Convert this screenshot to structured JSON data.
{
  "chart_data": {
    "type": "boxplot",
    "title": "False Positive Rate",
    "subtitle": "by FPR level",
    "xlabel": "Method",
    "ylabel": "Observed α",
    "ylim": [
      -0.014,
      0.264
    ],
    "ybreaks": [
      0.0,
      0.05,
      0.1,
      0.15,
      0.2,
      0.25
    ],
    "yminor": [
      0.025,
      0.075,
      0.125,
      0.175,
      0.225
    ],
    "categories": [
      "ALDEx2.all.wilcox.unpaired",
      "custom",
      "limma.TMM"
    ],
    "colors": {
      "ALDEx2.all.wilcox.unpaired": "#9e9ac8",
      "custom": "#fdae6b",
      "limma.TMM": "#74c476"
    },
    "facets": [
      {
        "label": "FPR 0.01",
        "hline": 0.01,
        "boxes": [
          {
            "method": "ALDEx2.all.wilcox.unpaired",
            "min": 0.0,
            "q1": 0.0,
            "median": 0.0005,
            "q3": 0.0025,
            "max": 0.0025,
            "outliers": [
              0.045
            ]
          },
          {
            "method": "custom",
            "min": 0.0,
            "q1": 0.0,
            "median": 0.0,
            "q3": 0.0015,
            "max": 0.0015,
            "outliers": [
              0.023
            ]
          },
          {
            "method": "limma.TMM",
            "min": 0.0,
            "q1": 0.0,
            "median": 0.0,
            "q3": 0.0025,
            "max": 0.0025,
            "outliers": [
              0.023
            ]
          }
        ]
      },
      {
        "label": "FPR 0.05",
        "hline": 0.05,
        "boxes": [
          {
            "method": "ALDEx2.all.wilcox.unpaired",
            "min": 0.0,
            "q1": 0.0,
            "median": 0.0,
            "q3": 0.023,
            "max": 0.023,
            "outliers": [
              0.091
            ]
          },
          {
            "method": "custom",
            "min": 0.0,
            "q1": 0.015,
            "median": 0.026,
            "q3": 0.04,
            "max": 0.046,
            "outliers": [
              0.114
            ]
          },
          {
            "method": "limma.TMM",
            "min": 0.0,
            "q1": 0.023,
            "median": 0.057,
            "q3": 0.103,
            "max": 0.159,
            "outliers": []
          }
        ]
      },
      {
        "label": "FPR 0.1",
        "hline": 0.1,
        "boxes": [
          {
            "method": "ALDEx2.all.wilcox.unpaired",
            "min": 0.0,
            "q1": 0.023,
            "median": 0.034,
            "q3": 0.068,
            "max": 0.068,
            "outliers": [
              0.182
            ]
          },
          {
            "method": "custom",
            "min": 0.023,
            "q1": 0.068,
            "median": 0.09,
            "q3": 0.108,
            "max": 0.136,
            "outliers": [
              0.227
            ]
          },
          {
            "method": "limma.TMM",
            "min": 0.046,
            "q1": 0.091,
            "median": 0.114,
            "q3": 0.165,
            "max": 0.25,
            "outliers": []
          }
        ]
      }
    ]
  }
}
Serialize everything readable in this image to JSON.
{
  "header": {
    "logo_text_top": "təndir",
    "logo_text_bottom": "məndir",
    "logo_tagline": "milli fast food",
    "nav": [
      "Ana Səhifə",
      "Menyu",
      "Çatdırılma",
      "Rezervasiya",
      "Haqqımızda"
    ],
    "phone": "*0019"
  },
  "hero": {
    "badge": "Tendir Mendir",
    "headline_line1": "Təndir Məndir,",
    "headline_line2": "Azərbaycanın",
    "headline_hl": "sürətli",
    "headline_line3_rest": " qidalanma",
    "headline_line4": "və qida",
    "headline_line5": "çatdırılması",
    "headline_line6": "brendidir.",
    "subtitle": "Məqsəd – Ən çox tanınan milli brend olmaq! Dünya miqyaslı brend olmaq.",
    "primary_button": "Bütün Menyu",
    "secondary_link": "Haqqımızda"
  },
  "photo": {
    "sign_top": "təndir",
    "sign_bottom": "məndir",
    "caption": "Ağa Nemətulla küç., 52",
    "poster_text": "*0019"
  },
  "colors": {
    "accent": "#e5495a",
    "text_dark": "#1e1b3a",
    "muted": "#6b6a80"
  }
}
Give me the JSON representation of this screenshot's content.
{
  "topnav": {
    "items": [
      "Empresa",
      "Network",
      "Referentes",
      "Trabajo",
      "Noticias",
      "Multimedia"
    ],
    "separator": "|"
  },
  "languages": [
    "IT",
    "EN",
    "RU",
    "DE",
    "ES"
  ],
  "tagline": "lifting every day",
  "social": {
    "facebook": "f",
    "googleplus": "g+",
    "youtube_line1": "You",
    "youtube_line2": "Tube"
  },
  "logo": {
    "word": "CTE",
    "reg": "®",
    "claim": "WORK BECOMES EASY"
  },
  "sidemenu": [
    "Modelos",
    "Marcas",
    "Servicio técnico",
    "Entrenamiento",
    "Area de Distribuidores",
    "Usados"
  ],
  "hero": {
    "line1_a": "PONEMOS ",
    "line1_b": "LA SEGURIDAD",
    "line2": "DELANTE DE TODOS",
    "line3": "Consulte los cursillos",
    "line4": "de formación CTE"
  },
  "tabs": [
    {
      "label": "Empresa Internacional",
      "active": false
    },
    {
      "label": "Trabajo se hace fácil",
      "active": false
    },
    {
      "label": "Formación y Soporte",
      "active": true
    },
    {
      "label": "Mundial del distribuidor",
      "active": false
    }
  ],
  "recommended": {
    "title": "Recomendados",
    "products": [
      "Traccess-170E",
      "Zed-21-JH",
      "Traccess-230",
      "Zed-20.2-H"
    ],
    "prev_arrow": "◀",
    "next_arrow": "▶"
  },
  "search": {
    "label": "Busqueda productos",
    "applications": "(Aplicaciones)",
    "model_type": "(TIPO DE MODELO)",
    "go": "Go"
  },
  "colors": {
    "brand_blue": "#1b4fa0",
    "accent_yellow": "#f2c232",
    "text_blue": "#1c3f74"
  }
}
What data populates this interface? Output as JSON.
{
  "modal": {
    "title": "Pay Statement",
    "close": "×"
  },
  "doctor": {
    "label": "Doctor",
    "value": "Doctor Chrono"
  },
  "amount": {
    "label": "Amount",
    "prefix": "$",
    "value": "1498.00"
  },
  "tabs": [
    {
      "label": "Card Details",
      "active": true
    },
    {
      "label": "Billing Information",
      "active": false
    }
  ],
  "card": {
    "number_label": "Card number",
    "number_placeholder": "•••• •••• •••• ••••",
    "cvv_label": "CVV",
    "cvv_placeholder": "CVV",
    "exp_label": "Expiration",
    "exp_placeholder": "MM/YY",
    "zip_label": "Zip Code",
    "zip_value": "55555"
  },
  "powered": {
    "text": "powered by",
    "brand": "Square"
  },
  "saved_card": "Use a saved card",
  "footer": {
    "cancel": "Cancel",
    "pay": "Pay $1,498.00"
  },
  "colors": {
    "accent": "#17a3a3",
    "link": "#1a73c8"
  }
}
• • •
### [WHAT YOU HAVE TO DO]
Quote each line above in full, word for word.

### [OUTPUT]
Convert this screenshot to structured JSON data.
{
  "chart_data": {
    "type": "boxplot",
    "title": "False Positive Rate",
    "subtitle": "by FPR level",
    "xlabel": "Method",
    "ylabel": "Observed α",
    "ylim": [
      -0.014,
      0.264
    ],
    "ybreaks": [
      0.0,
      0.05,
      0.1,
      0.15,
      0.2,
      0.25
    ],
    "yminor": [
      0.025,
      0.075,
      0.125,
      0.175,
      0.225
    ],
    "categories": [
      "ALDEx2.all.wilcox.unpaired",
      "custom",
      "limma.TMM"
    ],
    "colors": {
      "ALDEx2.all.wilcox.unpaired": "#9e9ac8",
      "custom": "#fdae6b",
      "limma.TMM": "#74c476"
    },
    "facets": [
      {
        "label": "FPR 0.01",
        "hline": 0.01,
        "boxes": [
          {
            "method": "ALDEx2.all.wilcox.unpaired",
            "min": 0.0,
            "q1": 0.0,
            "median": 0.0005,
            "q3": 0.0025,
            "max": 0.0025,
            "outliers": [
              0.045
            ]
          },
          {
            "method": "custom",
            "min": 0.0,
            "q1": 0.0,
            "median": 0.0,
            "q3": 0.0015,
            "max": 0.0015,
            "outliers": [
              0.023
            ]
          },
          {
            "method": "limma.TMM",
            "min": 0.0,
            "q1": 0.0,
            "median": 0.0,
            "q3": 0.0025,
            "max": 0.0025,
            "outliers": [
              0.023
            ]
          }
        ]
      },
      {
        "label": "FPR 0.05",
        "hline": 0.05,
        "boxes": [
          {
            "method": "ALDEx2.all.wilcox.unpaired",
            "min": 0.0,
            "q1": 0.0,
            "median": 0.0,
            "q3": 0.023,
            "max": 0.023,
            "outliers": [
              0.091
            ]
          },
          {
            "method": "custom",
            "min": 0.0,
            "q1": 0.015,
            "median": 0.026,
            "q3": 0.04,
            "max": 0.046,
            "outliers": [
              0.114
            ]
          },
          {
            "method": "limma.TMM",
            "min": 0.0,
            "q1": 0.023,
            "median": 0.057,
            "q3": 0.103,
            "max": 0.159,
            "outliers": []
          }
        ]
      },
      {
        "label": "FPR 0.1",
        "hline": 0.1,
        "boxes": [
          {
            "method": "ALDEx2.all.wilcox.unpaired",
            "min": 0.0,
            "q1": 0.023,
            "median": 0.034,
            "q3": 0.068,
            "max": 0.068,
            "outliers": [
              0.182
            ]
          },
          {
            "method": "custom",
            "min": 0.023,
            "q1": 0.068,
            "median": 0.09,
            "q3": 0.108,
            "max": 0.136,
            "outliers": [
              0.227
            ]
          },
          {
            "method": "limma.TMM",
            "min": 0.046,
            "q1": 0.091,
            "median": 0.114,
            "q3": 0.165,
            "max": 0.25,
            "outliers": []
          }
        ]
      }
    ]
  }
}
Serialize everything readable in this image to JSON.
{
  "header": {
    "logo_text_top": "təndir",
    "logo_text_bottom": "məndir",
    "logo_tagline": "milli fast food",
    "nav": [
      "Ana Səhifə",
      "Menyu",
      "Çatdırılma",
      "Rezervasiya",
      "Haqqımızda"
    ],
    "phone": "*0019"
  },
  "hero": {
    "badge": "Tendir Mendir",
    "headline_line1": "Təndir Məndir,",
    "headline_line2": "Azərbaycanın",
    "headline_hl": "sürətli",
    "headline_line3_rest": " qidalanma",
    "headline_line4": "və qida",
    "headline_line5": "çatdırılması",
    "headline_line6": "brendidir.",
    "subtitle": "Məqsəd – Ən çox tanınan milli brend olmaq! Dünya miqyaslı brend olmaq.",
    "primary_button": "Bütün Menyu",
    "secondary_link": "Haqqımızda"
  },
  "photo": {
    "sign_top": "təndir",
    "sign_bottom": "məndir",
    "caption": "Ağa Nemətulla küç., 52",
    "poster_text": "*0019"
  },
  "colors": {
    "accent": "#e5495a",
    "text_dark": "#1e1b3a",
    "muted": "#6b6a80"
  }
}
Give me the JSON representation of this screenshot's content.
{
  "topnav": {
    "items": [
      "Empresa",
      "Network",
      "Referentes",
      "Trabajo",
      "Noticias",
      "Multimedia"
    ],
    "separator": "|"
  },
  "languages": [
    "IT",
    "EN",
    "RU",
    "DE",
    "ES"
  ],
  "tagline": "lifting every day",
  "social": {
    "facebook": "f",
    "googleplus": "g+",
    "youtube_line1": "You",
    "youtube_line2": "Tube"
  },
  "logo": {
    "word": "CTE",
    "reg": "®",
    "claim": "WORK BECOMES EASY"
  },
  "sidemenu": [
    "Modelos",
    "Marcas",
    "Servicio técnico",
    "Entrenamiento",
    "Area de Distribuidores",
    "Usados"
  ],
  "hero": {
    "line1_a": "PONEMOS ",
    "line1_b": "LA SEGURIDAD",
    "line2": "DELANTE DE TODOS",
    "line3": "Consulte los cursillos",
    "line4": "de formación CTE"
  },
  "tabs": [
    {
      "label": "Empresa Internacional",
      "active": false
    },
    {
      "label": "Trabajo se hace fácil",
      "active": false
    },
    {
      "label": "Formación y Soporte",
      "active": true
    },
    {
      "label": "Mundial del distribuidor",
      "active": false
    }
  ],
  "recommended": {
    "title": "Recomendados",
    "products": [
      "Traccess-170E",
      "Zed-21-JH",
      "Traccess-230",
      "Zed-20.2-H"
    ],
    "prev_arrow": "◀",
    "next_arrow": "▶"
  },
  "search": {
    "label": "Busqueda productos",
    "applications": "(Aplicaciones)",
    "model_type": "(TIPO DE MODELO)",
    "go": "Go"
  },
  "colors": {
    "brand_blue": "#1b4fa0",
    "accent_yellow": "#f2c232",
    "text_blue": "#1c3f74"
  }
}
What data populates this interface? Output as JSON.
{
  "modal": {
    "title": "Pay Statement",
    "close": "×"
  },
  "doctor": {
    "label": "Doctor",
    "value": "Doctor Chrono"
  },
  "amount": {
    "label": "Amount",
    "prefix": "$",
    "value": "1498.00"
  },
  "tabs": [
    {
      "label": "Card Details",
      "active": true
    },
    {
      "label": "Billing Information",
      "active": false
    }
  ],
  "card": {
    "number_label": "Card number",
    "number_placeholder": "•••• •••• •••• ••••",
    "cvv_label": "CVV",
    "cvv_placeholder": "CVV",
    "exp_label": "Expiration",
    "exp_placeholder": "MM/YY",
    "zip_label": "Zip Code",
    "zip_value": "55555"
  },
  "powered": {
    "text": "powered by",
    "brand": "Square"
  },
  "saved_card": "Use a saved card",
  "footer": {
    "cancel": "Cancel",
    "pay": "Pay $1,498.00"
  },
  "colors": {
    "accent": "#17a3a3",
    "link": "#1a73c8"
  }
}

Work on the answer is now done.